▸ TASK DIRECTIONS: Every line from the line containing "Give me a plain-text" through the final line below is to be repeated exactly; no other line is.

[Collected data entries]
>> START

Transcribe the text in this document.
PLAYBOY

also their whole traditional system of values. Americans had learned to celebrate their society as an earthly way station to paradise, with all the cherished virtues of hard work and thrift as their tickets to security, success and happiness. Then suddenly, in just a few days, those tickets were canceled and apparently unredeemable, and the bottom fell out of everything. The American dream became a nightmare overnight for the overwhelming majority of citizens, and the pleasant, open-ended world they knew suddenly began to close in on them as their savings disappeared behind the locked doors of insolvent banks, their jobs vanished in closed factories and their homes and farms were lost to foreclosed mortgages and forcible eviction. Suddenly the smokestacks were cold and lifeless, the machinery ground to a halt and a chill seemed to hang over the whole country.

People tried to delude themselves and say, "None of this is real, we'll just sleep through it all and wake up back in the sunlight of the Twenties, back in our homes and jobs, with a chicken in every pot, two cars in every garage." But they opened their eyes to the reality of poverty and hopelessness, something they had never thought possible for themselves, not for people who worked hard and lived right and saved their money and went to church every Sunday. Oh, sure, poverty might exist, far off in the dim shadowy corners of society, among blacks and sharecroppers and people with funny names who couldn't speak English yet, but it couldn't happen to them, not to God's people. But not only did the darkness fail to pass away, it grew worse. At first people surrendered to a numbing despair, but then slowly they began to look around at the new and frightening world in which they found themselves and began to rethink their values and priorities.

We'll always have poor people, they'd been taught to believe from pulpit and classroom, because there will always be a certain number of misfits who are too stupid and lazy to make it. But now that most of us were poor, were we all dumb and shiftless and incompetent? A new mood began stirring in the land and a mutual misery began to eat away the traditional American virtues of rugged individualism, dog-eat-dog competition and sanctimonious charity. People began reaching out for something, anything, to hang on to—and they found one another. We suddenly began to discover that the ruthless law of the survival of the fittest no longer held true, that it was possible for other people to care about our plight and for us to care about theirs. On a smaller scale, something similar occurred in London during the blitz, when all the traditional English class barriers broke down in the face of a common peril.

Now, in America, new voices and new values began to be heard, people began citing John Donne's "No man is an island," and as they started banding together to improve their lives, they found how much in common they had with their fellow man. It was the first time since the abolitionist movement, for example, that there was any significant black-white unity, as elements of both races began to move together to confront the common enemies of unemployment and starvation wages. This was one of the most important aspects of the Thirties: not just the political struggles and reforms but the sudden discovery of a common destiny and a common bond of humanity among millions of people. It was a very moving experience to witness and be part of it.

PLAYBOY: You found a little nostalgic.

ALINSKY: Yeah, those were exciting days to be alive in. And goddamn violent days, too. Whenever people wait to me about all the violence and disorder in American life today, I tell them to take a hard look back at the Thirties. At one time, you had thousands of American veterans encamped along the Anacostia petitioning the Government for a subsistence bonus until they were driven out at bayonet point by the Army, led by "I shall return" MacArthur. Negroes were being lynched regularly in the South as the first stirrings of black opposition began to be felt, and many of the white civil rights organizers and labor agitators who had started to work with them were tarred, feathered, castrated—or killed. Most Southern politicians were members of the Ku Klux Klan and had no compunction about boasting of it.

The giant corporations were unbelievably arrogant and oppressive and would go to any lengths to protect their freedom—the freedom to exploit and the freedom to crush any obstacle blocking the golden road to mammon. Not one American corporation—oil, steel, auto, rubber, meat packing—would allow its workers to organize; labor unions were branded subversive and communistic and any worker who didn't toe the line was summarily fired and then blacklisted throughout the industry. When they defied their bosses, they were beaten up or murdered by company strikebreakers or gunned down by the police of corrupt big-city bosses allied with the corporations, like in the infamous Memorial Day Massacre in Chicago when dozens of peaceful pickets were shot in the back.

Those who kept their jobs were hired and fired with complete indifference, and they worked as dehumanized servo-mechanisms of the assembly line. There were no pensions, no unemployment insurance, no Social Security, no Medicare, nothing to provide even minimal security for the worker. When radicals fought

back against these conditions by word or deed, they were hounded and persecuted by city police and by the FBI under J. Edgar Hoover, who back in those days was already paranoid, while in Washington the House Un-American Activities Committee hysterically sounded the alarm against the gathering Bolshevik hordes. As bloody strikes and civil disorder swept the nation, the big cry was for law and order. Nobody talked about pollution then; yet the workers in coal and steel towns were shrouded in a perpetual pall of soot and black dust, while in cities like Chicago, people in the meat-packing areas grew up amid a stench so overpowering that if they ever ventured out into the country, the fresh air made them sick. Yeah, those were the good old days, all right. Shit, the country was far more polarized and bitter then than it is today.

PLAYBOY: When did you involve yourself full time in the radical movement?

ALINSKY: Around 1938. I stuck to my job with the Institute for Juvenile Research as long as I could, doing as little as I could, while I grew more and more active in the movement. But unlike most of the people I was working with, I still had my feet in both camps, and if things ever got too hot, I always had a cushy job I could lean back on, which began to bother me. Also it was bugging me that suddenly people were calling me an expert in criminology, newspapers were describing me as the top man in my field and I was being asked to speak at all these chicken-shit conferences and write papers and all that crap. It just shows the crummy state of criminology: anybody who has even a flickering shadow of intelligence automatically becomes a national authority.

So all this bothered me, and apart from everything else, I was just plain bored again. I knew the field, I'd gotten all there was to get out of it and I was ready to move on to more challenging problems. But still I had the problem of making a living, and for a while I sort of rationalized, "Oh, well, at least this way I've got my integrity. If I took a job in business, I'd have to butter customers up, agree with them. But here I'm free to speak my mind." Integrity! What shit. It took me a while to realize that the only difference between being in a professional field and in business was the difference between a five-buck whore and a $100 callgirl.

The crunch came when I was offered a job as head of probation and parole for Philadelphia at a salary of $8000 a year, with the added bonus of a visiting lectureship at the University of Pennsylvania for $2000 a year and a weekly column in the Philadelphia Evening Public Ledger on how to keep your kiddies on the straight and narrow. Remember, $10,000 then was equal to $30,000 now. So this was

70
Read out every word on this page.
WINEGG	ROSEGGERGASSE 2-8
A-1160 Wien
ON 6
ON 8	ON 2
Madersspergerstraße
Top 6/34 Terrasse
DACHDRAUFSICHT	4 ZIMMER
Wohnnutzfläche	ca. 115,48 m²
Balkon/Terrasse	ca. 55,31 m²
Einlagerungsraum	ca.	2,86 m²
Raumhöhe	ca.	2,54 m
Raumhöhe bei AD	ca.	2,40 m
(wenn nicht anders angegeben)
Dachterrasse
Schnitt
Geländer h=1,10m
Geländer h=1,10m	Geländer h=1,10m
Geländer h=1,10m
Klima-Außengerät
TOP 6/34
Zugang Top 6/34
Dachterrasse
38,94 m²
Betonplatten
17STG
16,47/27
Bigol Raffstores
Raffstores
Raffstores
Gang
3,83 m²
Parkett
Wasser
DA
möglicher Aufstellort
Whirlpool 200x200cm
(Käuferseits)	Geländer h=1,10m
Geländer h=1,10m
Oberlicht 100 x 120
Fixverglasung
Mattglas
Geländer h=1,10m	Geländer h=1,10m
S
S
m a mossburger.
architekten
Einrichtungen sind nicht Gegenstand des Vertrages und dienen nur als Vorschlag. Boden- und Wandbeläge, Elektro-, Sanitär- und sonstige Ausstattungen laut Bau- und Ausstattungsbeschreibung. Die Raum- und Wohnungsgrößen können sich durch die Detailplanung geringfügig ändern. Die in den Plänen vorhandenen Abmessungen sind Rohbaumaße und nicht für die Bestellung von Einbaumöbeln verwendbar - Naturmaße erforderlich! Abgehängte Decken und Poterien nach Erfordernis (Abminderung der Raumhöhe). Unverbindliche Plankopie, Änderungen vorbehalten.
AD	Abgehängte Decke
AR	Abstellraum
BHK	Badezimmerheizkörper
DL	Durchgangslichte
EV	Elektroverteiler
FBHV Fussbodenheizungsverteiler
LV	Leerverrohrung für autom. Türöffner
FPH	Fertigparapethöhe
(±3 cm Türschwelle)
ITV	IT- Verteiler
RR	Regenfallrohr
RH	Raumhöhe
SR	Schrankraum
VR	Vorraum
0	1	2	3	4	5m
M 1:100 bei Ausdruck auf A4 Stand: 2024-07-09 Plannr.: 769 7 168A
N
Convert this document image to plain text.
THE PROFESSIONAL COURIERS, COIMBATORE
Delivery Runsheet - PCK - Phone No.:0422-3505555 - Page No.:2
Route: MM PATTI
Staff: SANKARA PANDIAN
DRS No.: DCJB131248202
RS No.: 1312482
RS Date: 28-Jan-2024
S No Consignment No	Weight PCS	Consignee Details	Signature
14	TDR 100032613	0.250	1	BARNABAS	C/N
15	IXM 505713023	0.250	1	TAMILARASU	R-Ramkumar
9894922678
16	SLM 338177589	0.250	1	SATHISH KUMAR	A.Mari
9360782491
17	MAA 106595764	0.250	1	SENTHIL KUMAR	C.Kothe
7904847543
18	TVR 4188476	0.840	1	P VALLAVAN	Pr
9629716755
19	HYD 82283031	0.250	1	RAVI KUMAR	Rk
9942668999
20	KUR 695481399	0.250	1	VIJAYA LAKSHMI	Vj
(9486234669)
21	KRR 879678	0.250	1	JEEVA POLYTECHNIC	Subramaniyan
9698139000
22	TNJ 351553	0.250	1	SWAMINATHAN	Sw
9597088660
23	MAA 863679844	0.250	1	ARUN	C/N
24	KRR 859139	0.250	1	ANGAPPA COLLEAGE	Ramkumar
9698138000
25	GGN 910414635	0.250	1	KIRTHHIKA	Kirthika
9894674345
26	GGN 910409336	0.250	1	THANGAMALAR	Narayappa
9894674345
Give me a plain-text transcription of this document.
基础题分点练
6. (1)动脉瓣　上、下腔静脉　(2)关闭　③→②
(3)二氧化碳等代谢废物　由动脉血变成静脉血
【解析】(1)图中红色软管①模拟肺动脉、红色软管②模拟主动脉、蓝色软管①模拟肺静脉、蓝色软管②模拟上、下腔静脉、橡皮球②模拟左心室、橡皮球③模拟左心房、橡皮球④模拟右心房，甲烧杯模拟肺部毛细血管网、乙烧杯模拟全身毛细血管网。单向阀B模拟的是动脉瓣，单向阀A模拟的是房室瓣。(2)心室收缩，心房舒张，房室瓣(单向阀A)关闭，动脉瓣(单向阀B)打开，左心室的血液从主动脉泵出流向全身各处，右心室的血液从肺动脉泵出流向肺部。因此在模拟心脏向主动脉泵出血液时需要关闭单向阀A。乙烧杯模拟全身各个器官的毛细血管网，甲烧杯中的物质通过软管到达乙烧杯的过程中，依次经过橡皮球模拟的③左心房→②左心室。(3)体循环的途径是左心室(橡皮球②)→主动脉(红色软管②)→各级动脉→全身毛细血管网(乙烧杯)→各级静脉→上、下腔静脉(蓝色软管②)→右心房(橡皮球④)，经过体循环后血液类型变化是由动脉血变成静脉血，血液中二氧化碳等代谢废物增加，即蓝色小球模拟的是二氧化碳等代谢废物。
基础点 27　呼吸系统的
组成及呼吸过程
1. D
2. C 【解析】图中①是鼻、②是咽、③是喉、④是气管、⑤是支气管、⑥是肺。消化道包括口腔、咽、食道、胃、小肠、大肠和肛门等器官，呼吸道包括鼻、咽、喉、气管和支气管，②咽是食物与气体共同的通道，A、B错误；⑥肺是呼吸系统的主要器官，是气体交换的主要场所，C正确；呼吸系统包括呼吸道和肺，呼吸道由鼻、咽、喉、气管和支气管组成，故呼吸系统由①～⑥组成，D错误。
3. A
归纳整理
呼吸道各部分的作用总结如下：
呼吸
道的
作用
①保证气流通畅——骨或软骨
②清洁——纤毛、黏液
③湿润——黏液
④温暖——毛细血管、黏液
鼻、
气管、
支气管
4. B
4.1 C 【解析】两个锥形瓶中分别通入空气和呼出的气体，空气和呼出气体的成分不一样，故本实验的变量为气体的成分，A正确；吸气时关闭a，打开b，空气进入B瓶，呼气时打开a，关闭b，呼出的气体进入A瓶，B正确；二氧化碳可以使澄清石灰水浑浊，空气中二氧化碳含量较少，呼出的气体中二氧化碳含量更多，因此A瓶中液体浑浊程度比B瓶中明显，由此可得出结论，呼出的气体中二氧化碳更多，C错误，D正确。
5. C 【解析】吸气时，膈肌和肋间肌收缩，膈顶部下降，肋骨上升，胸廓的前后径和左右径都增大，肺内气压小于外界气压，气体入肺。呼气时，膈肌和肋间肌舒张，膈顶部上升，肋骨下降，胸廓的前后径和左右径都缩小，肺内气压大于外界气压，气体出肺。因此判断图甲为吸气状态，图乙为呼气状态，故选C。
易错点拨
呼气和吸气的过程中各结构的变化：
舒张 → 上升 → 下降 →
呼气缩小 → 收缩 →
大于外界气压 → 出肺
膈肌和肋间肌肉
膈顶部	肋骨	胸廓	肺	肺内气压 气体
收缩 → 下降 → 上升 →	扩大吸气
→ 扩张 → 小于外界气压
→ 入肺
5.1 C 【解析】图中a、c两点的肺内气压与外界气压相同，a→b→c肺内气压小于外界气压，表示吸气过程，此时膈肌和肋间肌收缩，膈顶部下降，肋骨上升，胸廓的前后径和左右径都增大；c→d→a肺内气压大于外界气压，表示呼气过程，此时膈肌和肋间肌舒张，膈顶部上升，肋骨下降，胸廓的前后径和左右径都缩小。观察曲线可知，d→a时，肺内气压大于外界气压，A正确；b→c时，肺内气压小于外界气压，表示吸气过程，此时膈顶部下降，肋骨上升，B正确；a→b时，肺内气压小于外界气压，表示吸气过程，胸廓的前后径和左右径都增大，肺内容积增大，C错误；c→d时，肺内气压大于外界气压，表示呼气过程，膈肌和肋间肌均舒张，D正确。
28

>> END

▸ WRITTEN SOLUTION:
Give me a plain-text transcription of this document.
基础题分点练
6. (1)动脉瓣　上、下腔静脉　(2)关闭　③→②
(3)二氧化碳等代谢废物　由动脉血变成静脉血
【解析】(1)图中红色软管①模拟肺动脉、红色软管②模拟主动脉、蓝色软管①模拟肺静脉、蓝色软管②模拟上、下腔静脉、橡皮球②模拟左心室、橡皮球③模拟左心房、橡皮球④模拟右心房，甲烧杯模拟肺部毛细血管网、乙烧杯模拟全身毛细血管网。单向阀B模拟的是动脉瓣，单向阀A模拟的是房室瓣。(2)心室收缩，心房舒张，房室瓣(单向阀A)关闭，动脉瓣(单向阀B)打开，左心室的血液从主动脉泵出流向全身各处，右心室的血液从肺动脉泵出流向肺部。因此在模拟心脏向主动脉泵出血液时需要关闭单向阀A。乙烧杯模拟全身各个器官的毛细血管网，甲烧杯中的物质通过软管到达乙烧杯的过程中，依次经过橡皮球模拟的③左心房→②左心室。(3)体循环的途径是左心室(橡皮球②)→主动脉(红色软管②)→各级动脉→全身毛细血管网(乙烧杯)→各级静脉→上、下腔静脉(蓝色软管②)→右心房(橡皮球④)，经过体循环后血液类型变化是由动脉血变成静脉血，血液中二氧化碳等代谢废物增加，即蓝色小球模拟的是二氧化碳等代谢废物。
基础点 27　呼吸系统的
组成及呼吸过程
1. D
2. C 【解析】图中①是鼻、②是咽、③是喉、④是气管、⑤是支气管、⑥是肺。消化道包括口腔、咽、食道、胃、小肠、大肠和肛门等器官，呼吸道包括鼻、咽、喉、气管和支气管，②咽是食物与气体共同的通道，A、B错误；⑥肺是呼吸系统的主要器官，是气体交换的主要场所，C正确；呼吸系统包括呼吸道和肺，呼吸道由鼻、咽、喉、气管和支气管组成，故呼吸系统由①～⑥组成，D错误。
3. A
归纳整理
呼吸道各部分的作用总结如下：
呼吸
道的
作用
①保证气流通畅——骨或软骨
②清洁——纤毛、黏液
③湿润——黏液
④温暖——毛细血管、黏液
鼻、
气管、
支气管
4. B
4.1 C 【解析】两个锥形瓶中分别通入空气和呼出的气体，空气和呼出气体的成分不一样，故本实验的变量为气体的成分，A正确；吸气时关闭a，打开b，空气进入B瓶，呼气时打开a，关闭b，呼出的气体进入A瓶，B正确；二氧化碳可以使澄清石灰水浑浊，空气中二氧化碳含量较少，呼出的气体中二氧化碳含量更多，因此A瓶中液体浑浊程度比B瓶中明显，由此可得出结论，呼出的气体中二氧化碳更多，C错误，D正确。
5. C 【解析】吸气时，膈肌和肋间肌收缩，膈顶部下降，肋骨上升，胸廓的前后径和左右径都增大，肺内气压小于外界气压，气体入肺。呼气时，膈肌和肋间肌舒张，膈顶部上升，肋骨下降，胸廓的前后径和左右径都缩小，肺内气压大于外界气压，气体出肺。因此判断图甲为吸气状态，图乙为呼气状态，故选C。
易错点拨
呼气和吸气的过程中各结构的变化：
舒张 → 上升 → 下降 →
呼气缩小 → 收缩 →
大于外界气压 → 出肺
膈肌和肋间肌肉
膈顶部	肋骨	胸廓	肺	肺内气压 气体
收缩 → 下降 → 上升 →	扩大吸气
→ 扩张 → 小于外界气压
→ 入肺
5.1 C 【解析】图中a、c两点的肺内气压与外界气压相同，a→b→c肺内气压小于外界气压，表示吸气过程，此时膈肌和肋间肌收缩，膈顶部下降，肋骨上升，胸廓的前后径和左右径都增大；c→d→a肺内气压大于外界气压，表示呼气过程，此时膈肌和肋间肌舒张，膈顶部上升，肋骨下降，胸廓的前后径和左右径都缩小。观察曲线可知，d→a时，肺内气压大于外界气压，A正确；b→c时，肺内气压小于外界气压，表示吸气过程，此时膈顶部下降，肋骨上升，B正确；a→b时，肺内气压小于外界气压，表示吸气过程，胸廓的前后径和左右径都增大，肺内容积增大，C错误；c→d时，肺内气压大于外界气压，表示呼气过程，膈肌和肋间肌均舒张，D正确。
28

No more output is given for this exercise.